● **Written instruction**
Wherever a line holds the word "returns", copy that line out.

(Source records)
------------
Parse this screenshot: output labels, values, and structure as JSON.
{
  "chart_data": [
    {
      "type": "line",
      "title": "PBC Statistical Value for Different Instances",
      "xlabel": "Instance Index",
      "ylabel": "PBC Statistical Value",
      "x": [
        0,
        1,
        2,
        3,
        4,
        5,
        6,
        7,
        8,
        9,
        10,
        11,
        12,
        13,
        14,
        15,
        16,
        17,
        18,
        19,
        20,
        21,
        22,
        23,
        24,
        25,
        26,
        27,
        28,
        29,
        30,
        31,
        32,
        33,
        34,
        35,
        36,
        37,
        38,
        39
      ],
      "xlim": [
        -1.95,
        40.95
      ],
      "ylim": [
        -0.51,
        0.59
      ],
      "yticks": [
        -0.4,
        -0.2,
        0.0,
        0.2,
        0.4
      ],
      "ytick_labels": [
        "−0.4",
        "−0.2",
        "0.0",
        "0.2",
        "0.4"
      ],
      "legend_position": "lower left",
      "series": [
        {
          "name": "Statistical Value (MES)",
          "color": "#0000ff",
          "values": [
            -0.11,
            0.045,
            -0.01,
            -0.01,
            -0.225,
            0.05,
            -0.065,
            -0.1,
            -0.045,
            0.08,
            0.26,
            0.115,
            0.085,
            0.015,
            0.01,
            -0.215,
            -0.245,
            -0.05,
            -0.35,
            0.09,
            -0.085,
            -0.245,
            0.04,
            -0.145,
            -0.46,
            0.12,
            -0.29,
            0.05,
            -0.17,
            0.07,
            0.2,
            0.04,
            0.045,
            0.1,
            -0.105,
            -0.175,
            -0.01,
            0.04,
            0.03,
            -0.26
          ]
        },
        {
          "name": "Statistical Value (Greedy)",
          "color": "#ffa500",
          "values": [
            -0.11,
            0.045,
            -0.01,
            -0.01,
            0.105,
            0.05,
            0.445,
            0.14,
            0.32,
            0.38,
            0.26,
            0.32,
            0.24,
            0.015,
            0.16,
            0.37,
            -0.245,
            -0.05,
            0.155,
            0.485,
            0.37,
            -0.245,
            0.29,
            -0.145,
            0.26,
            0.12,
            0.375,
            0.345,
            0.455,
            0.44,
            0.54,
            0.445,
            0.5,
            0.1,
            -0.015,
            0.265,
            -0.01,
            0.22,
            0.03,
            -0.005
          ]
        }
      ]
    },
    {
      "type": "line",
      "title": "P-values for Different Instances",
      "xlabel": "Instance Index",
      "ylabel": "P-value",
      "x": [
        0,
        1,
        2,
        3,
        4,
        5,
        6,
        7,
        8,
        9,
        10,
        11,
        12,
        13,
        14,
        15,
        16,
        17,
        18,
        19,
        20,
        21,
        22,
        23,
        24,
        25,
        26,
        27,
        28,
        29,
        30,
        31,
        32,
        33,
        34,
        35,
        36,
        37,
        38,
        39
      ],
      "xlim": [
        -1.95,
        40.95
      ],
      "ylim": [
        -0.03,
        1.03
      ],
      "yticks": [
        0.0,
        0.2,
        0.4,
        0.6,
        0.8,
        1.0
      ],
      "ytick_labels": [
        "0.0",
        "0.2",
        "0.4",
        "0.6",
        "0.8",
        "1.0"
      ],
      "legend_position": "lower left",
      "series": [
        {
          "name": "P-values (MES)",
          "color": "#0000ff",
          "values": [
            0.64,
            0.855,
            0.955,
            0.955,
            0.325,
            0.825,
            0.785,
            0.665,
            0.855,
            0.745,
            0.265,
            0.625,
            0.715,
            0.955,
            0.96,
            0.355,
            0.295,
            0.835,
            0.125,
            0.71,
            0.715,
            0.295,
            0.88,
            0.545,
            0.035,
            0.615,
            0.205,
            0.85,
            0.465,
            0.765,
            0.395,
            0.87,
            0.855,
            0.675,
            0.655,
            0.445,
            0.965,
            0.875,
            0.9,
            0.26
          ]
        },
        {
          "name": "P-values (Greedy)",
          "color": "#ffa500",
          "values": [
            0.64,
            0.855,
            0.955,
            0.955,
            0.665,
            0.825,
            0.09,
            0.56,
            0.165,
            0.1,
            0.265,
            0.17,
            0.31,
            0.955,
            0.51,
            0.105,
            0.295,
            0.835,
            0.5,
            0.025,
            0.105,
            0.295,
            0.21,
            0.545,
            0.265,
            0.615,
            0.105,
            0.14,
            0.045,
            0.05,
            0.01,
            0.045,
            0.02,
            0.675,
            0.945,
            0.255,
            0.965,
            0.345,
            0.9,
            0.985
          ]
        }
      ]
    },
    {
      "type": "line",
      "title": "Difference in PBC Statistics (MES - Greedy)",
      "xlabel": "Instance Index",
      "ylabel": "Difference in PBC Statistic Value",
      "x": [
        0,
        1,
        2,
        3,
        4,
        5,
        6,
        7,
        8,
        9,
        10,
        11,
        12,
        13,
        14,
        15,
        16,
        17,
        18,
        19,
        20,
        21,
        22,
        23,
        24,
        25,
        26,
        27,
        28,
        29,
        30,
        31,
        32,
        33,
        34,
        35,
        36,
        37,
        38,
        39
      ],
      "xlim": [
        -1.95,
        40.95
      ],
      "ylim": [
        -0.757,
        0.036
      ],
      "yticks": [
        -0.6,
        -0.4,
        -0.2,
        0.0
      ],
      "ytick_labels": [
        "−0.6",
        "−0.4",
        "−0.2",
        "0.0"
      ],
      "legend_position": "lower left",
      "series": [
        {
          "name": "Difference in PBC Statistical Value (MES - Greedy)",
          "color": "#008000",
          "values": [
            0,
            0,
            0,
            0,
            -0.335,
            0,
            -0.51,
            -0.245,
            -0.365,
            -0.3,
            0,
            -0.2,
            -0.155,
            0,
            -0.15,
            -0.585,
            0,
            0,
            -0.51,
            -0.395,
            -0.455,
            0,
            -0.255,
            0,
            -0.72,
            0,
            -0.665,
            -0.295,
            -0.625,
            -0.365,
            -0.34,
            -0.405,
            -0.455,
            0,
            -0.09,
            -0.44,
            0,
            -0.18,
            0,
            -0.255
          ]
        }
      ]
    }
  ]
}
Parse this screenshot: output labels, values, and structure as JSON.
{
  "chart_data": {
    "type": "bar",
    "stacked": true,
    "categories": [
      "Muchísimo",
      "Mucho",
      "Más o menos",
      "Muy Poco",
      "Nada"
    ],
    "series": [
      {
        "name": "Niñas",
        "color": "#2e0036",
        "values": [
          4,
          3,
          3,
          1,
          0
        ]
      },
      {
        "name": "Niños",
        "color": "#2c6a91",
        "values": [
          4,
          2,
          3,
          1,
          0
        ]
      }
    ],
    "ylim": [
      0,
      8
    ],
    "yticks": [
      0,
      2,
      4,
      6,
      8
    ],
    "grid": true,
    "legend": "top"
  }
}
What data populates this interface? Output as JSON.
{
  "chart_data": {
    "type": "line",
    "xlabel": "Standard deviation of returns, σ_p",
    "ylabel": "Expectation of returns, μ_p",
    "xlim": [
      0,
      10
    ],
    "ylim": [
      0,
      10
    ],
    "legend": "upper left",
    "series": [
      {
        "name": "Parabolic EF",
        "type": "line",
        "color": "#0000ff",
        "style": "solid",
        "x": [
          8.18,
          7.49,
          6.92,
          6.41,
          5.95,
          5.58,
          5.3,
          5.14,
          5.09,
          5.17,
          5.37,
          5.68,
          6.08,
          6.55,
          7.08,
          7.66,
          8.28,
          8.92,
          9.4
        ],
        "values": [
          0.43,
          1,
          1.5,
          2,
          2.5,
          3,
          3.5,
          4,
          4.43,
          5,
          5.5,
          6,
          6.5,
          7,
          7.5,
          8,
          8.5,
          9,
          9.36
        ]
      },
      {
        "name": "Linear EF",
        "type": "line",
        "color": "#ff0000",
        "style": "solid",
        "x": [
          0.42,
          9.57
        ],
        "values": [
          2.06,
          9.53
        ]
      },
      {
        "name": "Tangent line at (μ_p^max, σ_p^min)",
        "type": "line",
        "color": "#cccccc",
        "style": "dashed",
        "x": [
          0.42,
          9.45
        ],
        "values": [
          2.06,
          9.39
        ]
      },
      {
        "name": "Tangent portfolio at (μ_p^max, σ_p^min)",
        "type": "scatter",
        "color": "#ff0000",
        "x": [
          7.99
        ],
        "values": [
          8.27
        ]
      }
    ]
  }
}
------------
● **Reply to the task**
    "xlabel": "Standard deviation of returns, σ_p",
    "ylabel": "Expectation of returns, μ_p",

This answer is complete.